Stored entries
────
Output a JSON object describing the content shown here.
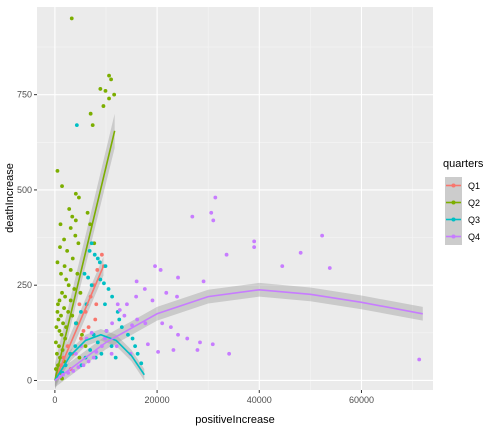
{
  "chart_data": {
    "type": "scatter",
    "xlabel": "positiveIncrease",
    "ylabel": "deathIncrease",
    "xlim": [
      -3500,
      74000
    ],
    "ylim": [
      -25,
      980
    ],
    "x_ticks": [
      {
        "value": 0,
        "label": "0"
      },
      {
        "value": 20000,
        "label": "20000"
      },
      {
        "value": 40000,
        "label": "40000"
      },
      {
        "value": 60000,
        "label": "60000"
      }
    ],
    "y_ticks": [
      {
        "value": 0,
        "label": "0"
      },
      {
        "value": 250,
        "label": "250"
      },
      {
        "value": 500,
        "label": "500"
      },
      {
        "value": 750,
        "label": "750"
      }
    ],
    "grid": true,
    "background": "#EBEBEB",
    "legend": {
      "title": "quarters",
      "placement": "right",
      "entries": [
        {
          "label": "Q1",
          "color": "#F8766D"
        },
        {
          "label": "Q2",
          "color": "#7CAE00"
        },
        {
          "label": "Q3",
          "color": "#00BFC4"
        },
        {
          "label": "Q4",
          "color": "#C77CFF"
        }
      ]
    },
    "series": [
      {
        "name": "Q1",
        "color": "#F8766D",
        "points": [
          [
            1200,
            40
          ],
          [
            2500,
            90
          ],
          [
            3400,
            70
          ],
          [
            4200,
            150
          ],
          [
            5100,
            110
          ],
          [
            6000,
            180
          ],
          [
            7000,
            220
          ],
          [
            7600,
            250
          ],
          [
            8300,
            290
          ],
          [
            9200,
            330
          ],
          [
            9600,
            300
          ],
          [
            6600,
            140
          ],
          [
            8100,
            200
          ],
          [
            3100,
            30
          ],
          [
            1700,
            60
          ],
          [
            4800,
            200
          ],
          [
            5600,
            130
          ],
          [
            7900,
            160
          ]
        ],
        "trend": {
          "type": "linear",
          "points": [
            [
              0,
              0
            ],
            [
              9500,
              300
            ]
          ],
          "band": 25
        }
      },
      {
        "name": "Q2",
        "color": "#7CAE00",
        "points": [
          [
            3300,
            950
          ],
          [
            10600,
            800
          ],
          [
            11000,
            790
          ],
          [
            8900,
            765
          ],
          [
            9900,
            760
          ],
          [
            11600,
            750
          ],
          [
            9500,
            720
          ],
          [
            10600,
            740
          ],
          [
            7400,
            670
          ],
          [
            7000,
            700
          ],
          [
            500,
            550
          ],
          [
            1400,
            510
          ],
          [
            4100,
            490
          ],
          [
            4700,
            480
          ],
          [
            2800,
            450
          ],
          [
            3400,
            430
          ],
          [
            4100,
            420
          ],
          [
            1100,
            410
          ],
          [
            3100,
            400
          ],
          [
            4000,
            380
          ],
          [
            1800,
            370
          ],
          [
            4600,
            360
          ],
          [
            1000,
            350
          ],
          [
            2400,
            340
          ],
          [
            3500,
            320
          ],
          [
            500,
            310
          ],
          [
            1900,
            300
          ],
          [
            3100,
            290
          ],
          [
            4400,
            280
          ],
          [
            6400,
            440
          ],
          [
            6900,
            410
          ],
          [
            7700,
            360
          ],
          [
            1200,
            280
          ],
          [
            2200,
            265
          ],
          [
            2700,
            250
          ],
          [
            3800,
            240
          ],
          [
            5000,
            230
          ],
          [
            1400,
            230
          ],
          [
            2000,
            220
          ],
          [
            900,
            210
          ],
          [
            3100,
            210
          ],
          [
            600,
            200
          ],
          [
            1800,
            190
          ],
          [
            2600,
            180
          ],
          [
            500,
            180
          ],
          [
            1200,
            170
          ],
          [
            3400,
            170
          ],
          [
            700,
            160
          ],
          [
            1600,
            150
          ],
          [
            2200,
            140
          ],
          [
            300,
            140
          ],
          [
            900,
            130
          ],
          [
            1300,
            120
          ],
          [
            2000,
            110
          ],
          [
            200,
            100
          ],
          [
            800,
            90
          ],
          [
            1500,
            80
          ],
          [
            400,
            70
          ],
          [
            1000,
            60
          ],
          [
            1800,
            50
          ],
          [
            600,
            40
          ],
          [
            200,
            30
          ],
          [
            1100,
            20
          ],
          [
            400,
            10
          ],
          [
            1400,
            5
          ],
          [
            4200,
            150
          ],
          [
            5300,
            120
          ],
          [
            6000,
            90
          ],
          [
            4800,
            60
          ]
        ],
        "trend": {
          "type": "linear",
          "points": [
            [
              0,
              0
            ],
            [
              11700,
              655
            ]
          ],
          "band": 45
        }
      },
      {
        "name": "Q3",
        "color": "#00BFC4",
        "points": [
          [
            4300,
            670
          ],
          [
            7200,
            360
          ],
          [
            6800,
            340
          ],
          [
            7800,
            330
          ],
          [
            8400,
            320
          ],
          [
            8800,
            310
          ],
          [
            9900,
            300
          ],
          [
            9600,
            255
          ],
          [
            7200,
            250
          ],
          [
            6500,
            270
          ],
          [
            5800,
            280
          ],
          [
            8900,
            265
          ],
          [
            10500,
            240
          ],
          [
            11200,
            220
          ],
          [
            9800,
            200
          ],
          [
            12300,
            180
          ],
          [
            12600,
            160
          ],
          [
            13100,
            140
          ],
          [
            14300,
            120
          ],
          [
            15200,
            110
          ],
          [
            15700,
            90
          ],
          [
            16200,
            70
          ],
          [
            16900,
            45
          ],
          [
            6200,
            200
          ],
          [
            5100,
            180
          ],
          [
            4100,
            150
          ],
          [
            7600,
            120
          ],
          [
            8400,
            100
          ],
          [
            10100,
            130
          ],
          [
            11100,
            90
          ],
          [
            9100,
            70
          ],
          [
            8000,
            60
          ],
          [
            6900,
            80
          ],
          [
            6000,
            60
          ],
          [
            5200,
            40
          ],
          [
            4000,
            90
          ],
          [
            3000,
            70
          ],
          [
            2100,
            40
          ],
          [
            1500,
            20
          ],
          [
            11900,
            60
          ]
        ],
        "trend": {
          "type": "quadratic",
          "points": [
            [
              0,
              0
            ],
            [
              3000,
              65
            ],
            [
              6000,
              105
            ],
            [
              9000,
              120
            ],
            [
              12000,
              105
            ],
            [
              15000,
              65
            ],
            [
              17500,
              15
            ]
          ],
          "band": 15
        }
      },
      {
        "name": "Q4",
        "color": "#C77CFF",
        "points": [
          [
            71300,
            55
          ],
          [
            31400,
            480
          ],
          [
            30600,
            440
          ],
          [
            26900,
            430
          ],
          [
            31000,
            420
          ],
          [
            52300,
            380
          ],
          [
            39000,
            365
          ],
          [
            39000,
            350
          ],
          [
            48100,
            335
          ],
          [
            33600,
            330
          ],
          [
            44500,
            300
          ],
          [
            53800,
            295
          ],
          [
            19600,
            300
          ],
          [
            24100,
            270
          ],
          [
            29100,
            260
          ],
          [
            16000,
            260
          ],
          [
            17600,
            240
          ],
          [
            21800,
            230
          ],
          [
            23900,
            220
          ],
          [
            15900,
            220
          ],
          [
            19100,
            210
          ],
          [
            14100,
            200
          ],
          [
            12300,
            200
          ],
          [
            12700,
            185
          ],
          [
            13600,
            170
          ],
          [
            16100,
            160
          ],
          [
            17700,
            150
          ],
          [
            21000,
            150
          ],
          [
            22700,
            140
          ],
          [
            24100,
            120
          ],
          [
            25900,
            110
          ],
          [
            28400,
            100
          ],
          [
            30900,
            95
          ],
          [
            27900,
            80
          ],
          [
            34100,
            70
          ],
          [
            23200,
            80
          ],
          [
            20200,
            75
          ],
          [
            18200,
            95
          ],
          [
            11200,
            150
          ],
          [
            10100,
            130
          ],
          [
            9800,
            110
          ],
          [
            9200,
            90
          ],
          [
            8100,
            75
          ],
          [
            7600,
            60
          ],
          [
            6600,
            50
          ],
          [
            5600,
            40
          ],
          [
            4600,
            35
          ],
          [
            3600,
            25
          ],
          [
            2600,
            20
          ],
          [
            1600,
            15
          ],
          [
            1000,
            10
          ],
          [
            4100,
            70
          ],
          [
            5100,
            90
          ],
          [
            6200,
            110
          ],
          [
            7200,
            125
          ],
          [
            20700,
            290
          ],
          [
            15100,
            145
          ],
          [
            12100,
            90
          ],
          [
            11100,
            70
          ],
          [
            14800,
            70
          ]
        ],
        "trend": {
          "type": "quadratic",
          "points": [
            [
              0,
              0
            ],
            [
              10000,
              100
            ],
            [
              20000,
              175
            ],
            [
              30000,
              220
            ],
            [
              40000,
              238
            ],
            [
              50000,
              226
            ],
            [
              60000,
              205
            ],
            [
              72000,
              175
            ]
          ],
          "band": 18
        }
      }
    ]
  }
}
────
*The problem*.
Pick out each line above that includes "color" and show it.

*Task answer*.
          "color": "#F8766D"
          "color": "#7CAE00"
          "color": "#00BFC4"
          "color": "#C77CFF"
        "color": "#F8766D",
        "color": "#7CAE00",
        "color": "#00BFC4",
        "color": "#C77CFF",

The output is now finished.